Prompt: Retype every entry word for word.
-- begin Data rows --
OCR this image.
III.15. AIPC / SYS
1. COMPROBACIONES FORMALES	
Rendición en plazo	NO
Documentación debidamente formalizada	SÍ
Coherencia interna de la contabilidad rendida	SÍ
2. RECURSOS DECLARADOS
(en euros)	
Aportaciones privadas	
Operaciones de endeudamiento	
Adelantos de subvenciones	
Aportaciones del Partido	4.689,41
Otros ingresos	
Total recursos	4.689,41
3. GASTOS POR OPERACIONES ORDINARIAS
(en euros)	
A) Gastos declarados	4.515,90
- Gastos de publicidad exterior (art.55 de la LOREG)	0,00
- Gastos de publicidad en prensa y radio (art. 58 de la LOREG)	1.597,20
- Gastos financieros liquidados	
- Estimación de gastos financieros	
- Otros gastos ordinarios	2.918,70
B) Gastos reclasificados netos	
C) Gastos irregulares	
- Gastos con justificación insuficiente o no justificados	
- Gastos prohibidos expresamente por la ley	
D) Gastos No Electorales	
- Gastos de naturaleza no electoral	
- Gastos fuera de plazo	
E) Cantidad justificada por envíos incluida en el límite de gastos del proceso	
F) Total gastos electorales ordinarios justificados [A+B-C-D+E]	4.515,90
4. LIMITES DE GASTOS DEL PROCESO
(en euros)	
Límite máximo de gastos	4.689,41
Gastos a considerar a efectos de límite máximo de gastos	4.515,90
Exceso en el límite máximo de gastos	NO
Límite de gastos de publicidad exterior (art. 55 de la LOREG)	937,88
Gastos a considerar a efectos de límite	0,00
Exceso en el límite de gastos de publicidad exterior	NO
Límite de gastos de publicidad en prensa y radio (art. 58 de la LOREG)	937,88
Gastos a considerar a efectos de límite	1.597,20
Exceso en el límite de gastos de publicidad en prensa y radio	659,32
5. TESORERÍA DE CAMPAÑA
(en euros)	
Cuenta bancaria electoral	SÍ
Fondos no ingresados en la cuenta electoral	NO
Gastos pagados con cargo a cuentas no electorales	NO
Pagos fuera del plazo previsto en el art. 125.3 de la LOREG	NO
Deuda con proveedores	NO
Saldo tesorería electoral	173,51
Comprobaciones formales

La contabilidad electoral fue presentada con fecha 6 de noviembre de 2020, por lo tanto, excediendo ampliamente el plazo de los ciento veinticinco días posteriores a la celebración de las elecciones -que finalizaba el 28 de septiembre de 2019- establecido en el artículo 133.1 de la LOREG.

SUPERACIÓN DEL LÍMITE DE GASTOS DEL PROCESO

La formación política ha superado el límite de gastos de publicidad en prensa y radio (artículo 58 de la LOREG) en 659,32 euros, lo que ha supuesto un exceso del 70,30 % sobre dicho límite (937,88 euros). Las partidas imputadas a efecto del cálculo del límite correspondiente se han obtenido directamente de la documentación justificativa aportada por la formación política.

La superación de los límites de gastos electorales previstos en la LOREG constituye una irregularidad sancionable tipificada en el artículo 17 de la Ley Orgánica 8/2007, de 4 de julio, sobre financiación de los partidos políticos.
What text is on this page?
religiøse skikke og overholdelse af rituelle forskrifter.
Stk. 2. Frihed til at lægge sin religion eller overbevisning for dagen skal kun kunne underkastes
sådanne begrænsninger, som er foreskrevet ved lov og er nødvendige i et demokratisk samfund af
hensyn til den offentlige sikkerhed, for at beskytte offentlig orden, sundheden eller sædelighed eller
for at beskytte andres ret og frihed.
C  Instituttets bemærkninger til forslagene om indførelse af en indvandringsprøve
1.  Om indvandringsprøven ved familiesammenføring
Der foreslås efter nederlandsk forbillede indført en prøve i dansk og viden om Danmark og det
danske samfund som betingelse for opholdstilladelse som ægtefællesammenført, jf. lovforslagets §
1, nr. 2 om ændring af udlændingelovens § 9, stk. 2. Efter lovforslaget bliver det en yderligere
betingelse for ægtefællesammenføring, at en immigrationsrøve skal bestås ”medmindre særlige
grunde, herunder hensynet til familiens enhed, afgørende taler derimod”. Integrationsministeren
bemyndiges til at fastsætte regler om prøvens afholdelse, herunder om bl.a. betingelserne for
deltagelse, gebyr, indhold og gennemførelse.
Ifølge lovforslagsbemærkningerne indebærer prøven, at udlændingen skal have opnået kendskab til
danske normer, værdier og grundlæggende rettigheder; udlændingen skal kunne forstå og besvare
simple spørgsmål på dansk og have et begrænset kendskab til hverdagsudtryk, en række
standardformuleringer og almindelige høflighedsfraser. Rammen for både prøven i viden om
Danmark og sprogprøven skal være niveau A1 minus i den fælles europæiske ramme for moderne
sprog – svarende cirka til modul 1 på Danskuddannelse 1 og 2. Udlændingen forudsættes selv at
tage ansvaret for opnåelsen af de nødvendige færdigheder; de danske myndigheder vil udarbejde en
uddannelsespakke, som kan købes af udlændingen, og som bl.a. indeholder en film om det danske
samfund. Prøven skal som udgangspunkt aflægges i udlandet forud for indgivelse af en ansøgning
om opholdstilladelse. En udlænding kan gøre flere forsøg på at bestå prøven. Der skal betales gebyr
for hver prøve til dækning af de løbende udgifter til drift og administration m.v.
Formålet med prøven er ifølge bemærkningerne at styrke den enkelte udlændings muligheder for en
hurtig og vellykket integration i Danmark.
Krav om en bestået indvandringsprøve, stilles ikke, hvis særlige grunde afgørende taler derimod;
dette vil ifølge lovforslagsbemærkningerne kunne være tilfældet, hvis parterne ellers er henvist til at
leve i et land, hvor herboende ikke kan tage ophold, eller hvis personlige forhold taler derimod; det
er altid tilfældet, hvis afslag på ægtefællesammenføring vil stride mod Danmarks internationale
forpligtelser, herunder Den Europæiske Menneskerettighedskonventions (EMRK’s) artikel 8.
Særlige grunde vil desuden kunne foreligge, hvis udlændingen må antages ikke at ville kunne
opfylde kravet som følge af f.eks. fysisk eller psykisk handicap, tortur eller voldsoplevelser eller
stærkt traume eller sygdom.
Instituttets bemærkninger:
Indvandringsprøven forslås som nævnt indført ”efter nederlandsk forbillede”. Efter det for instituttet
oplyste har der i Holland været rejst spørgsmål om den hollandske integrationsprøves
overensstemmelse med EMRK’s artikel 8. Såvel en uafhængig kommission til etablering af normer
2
-- end Data rows --
Worked solution:
OCR this image.
III.15. AIPC / SYS
1. COMPROBACIONES FORMALES	
Rendición en plazo	NO
Documentación debidamente formalizada	SÍ
Coherencia interna de la contabilidad rendida	SÍ
2. RECURSOS DECLARADOS
(en euros)	
Aportaciones privadas	
Operaciones de endeudamiento	
Adelantos de subvenciones	
Aportaciones del Partido	4.689,41
Otros ingresos	
Total recursos	4.689,41
3. GASTOS POR OPERACIONES ORDINARIAS
(en euros)	
A) Gastos declarados	4.515,90
- Gastos de publicidad exterior (art.55 de la LOREG)	0,00
- Gastos de publicidad en prensa y radio (art. 58 de la LOREG)	1.597,20
- Gastos financieros liquidados	
- Estimación de gastos financieros	
- Otros gastos ordinarios	2.918,70
B) Gastos reclasificados netos	
C) Gastos irregulares	
- Gastos con justificación insuficiente o no justificados	
- Gastos prohibidos expresamente por la ley	
D) Gastos No Electorales	
- Gastos de naturaleza no electoral	
- Gastos fuera de plazo	
E) Cantidad justificada por envíos incluida en el límite de gastos del proceso	
F) Total gastos electorales ordinarios justificados [A+B-C-D+E]	4.515,90
4. LIMITES DE GASTOS DEL PROCESO
(en euros)	
Límite máximo de gastos	4.689,41
Gastos a considerar a efectos de límite máximo de gastos	4.515,90
Exceso en el límite máximo de gastos	NO
Límite de gastos de publicidad exterior (art. 55 de la LOREG)	937,88
Gastos a considerar a efectos de límite	0,00
Exceso en el límite de gastos de publicidad exterior	NO
Límite de gastos de publicidad en prensa y radio (art. 58 de la LOREG)	937,88
Gastos a considerar a efectos de límite	1.597,20
Exceso en el límite de gastos de publicidad en prensa y radio	659,32
5. TESORERÍA DE CAMPAÑA
(en euros)	
Cuenta bancaria electoral	SÍ
Fondos no ingresados en la cuenta electoral	NO
Gastos pagados con cargo a cuentas no electorales	NO
Pagos fuera del plazo previsto en el art. 125.3 de la LOREG	NO
Deuda con proveedores	NO
Saldo tesorería electoral	173,51
Comprobaciones formales

La contabilidad electoral fue presentada con fecha 6 de noviembre de 2020, por lo tanto, excediendo ampliamente el plazo de los ciento veinticinco días posteriores a la celebración de las elecciones -que finalizaba el 28 de septiembre de 2019- establecido en el artículo 133.1 de la LOREG.

SUPERACIÓN DEL LÍMITE DE GASTOS DEL PROCESO

La formación política ha superado el límite de gastos de publicidad en prensa y radio (artículo 58 de la LOREG) en 659,32 euros, lo que ha supuesto un exceso del 70,30 % sobre dicho límite (937,88 euros). Las partidas imputadas a efecto del cálculo del límite correspondiente se han obtenido directamente de la documentación justificativa aportada por la formación política.

La superación de los límites de gastos electorales previstos en la LOREG constituye una irregularidad sancionable tipificada en el artículo 17 de la Ley Orgánica 8/2007, de 4 de julio, sobre financiación de los partidos políticos.
What text is on this page?
religiøse skikke og overholdelse af rituelle forskrifter.
Stk. 2. Frihed til at lægge sin religion eller overbevisning for dagen skal kun kunne underkastes
sådanne begrænsninger, som er foreskrevet ved lov og er nødvendige i et demokratisk samfund af
hensyn til den offentlige sikkerhed, for at beskytte offentlig orden, sundheden eller sædelighed eller
for at beskytte andres ret og frihed.
C  Instituttets bemærkninger til forslagene om indførelse af en indvandringsprøve
1.  Om indvandringsprøven ved familiesammenføring
Der foreslås efter nederlandsk forbillede indført en prøve i dansk og viden om Danmark og det
danske samfund som betingelse for opholdstilladelse som ægtefællesammenført, jf. lovforslagets §
1, nr. 2 om ændring af udlændingelovens § 9, stk. 2. Efter lovforslaget bliver det en yderligere
betingelse for ægtefællesammenføring, at en immigrationsrøve skal bestås ”medmindre særlige
grunde, herunder hensynet til familiens enhed, afgørende taler derimod”. Integrationsministeren
bemyndiges til at fastsætte regler om prøvens afholdelse, herunder om bl.a. betingelserne for
deltagelse, gebyr, indhold og gennemførelse.
Ifølge lovforslagsbemærkningerne indebærer prøven, at udlændingen skal have opnået kendskab til
danske normer, værdier og grundlæggende rettigheder; udlændingen skal kunne forstå og besvare
simple spørgsmål på dansk og have et begrænset kendskab til hverdagsudtryk, en række
standardformuleringer og almindelige høflighedsfraser. Rammen for både prøven i viden om
Danmark og sprogprøven skal være niveau A1 minus i den fælles europæiske ramme for moderne
sprog – svarende cirka til modul 1 på Danskuddannelse 1 og 2. Udlændingen forudsættes selv at
tage ansvaret for opnåelsen af de nødvendige færdigheder; de danske myndigheder vil udarbejde en
uddannelsespakke, som kan købes af udlændingen, og som bl.a. indeholder en film om det danske
samfund. Prøven skal som udgangspunkt aflægges i udlandet forud for indgivelse af en ansøgning
om opholdstilladelse. En udlænding kan gøre flere forsøg på at bestå prøven. Der skal betales gebyr
for hver prøve til dækning af de løbende udgifter til drift og administration m.v.
Formålet med prøven er ifølge bemærkningerne at styrke den enkelte udlændings muligheder for en
hurtig og vellykket integration i Danmark.
Krav om en bestået indvandringsprøve, stilles ikke, hvis særlige grunde afgørende taler derimod;
dette vil ifølge lovforslagsbemærkningerne kunne være tilfældet, hvis parterne ellers er henvist til at
leve i et land, hvor herboende ikke kan tage ophold, eller hvis personlige forhold taler derimod; det
er altid tilfældet, hvis afslag på ægtefællesammenføring vil stride mod Danmarks internationale
forpligtelser, herunder Den Europæiske Menneskerettighedskonventions (EMRK’s) artikel 8.
Særlige grunde vil desuden kunne foreligge, hvis udlændingen må antages ikke at ville kunne
opfylde kravet som følge af f.eks. fysisk eller psykisk handicap, tortur eller voldsoplevelser eller
stærkt traume eller sygdom.
Instituttets bemærkninger:
Indvandringsprøven forslås som nævnt indført ”efter nederlandsk forbillede”. Efter det for instituttet
oplyste har der i Holland været rejst spørgsmål om den hollandske integrationsprøves
overensstemmelse med EMRK’s artikel 8. Såvel en uafhængig kommission til etablering af normer
2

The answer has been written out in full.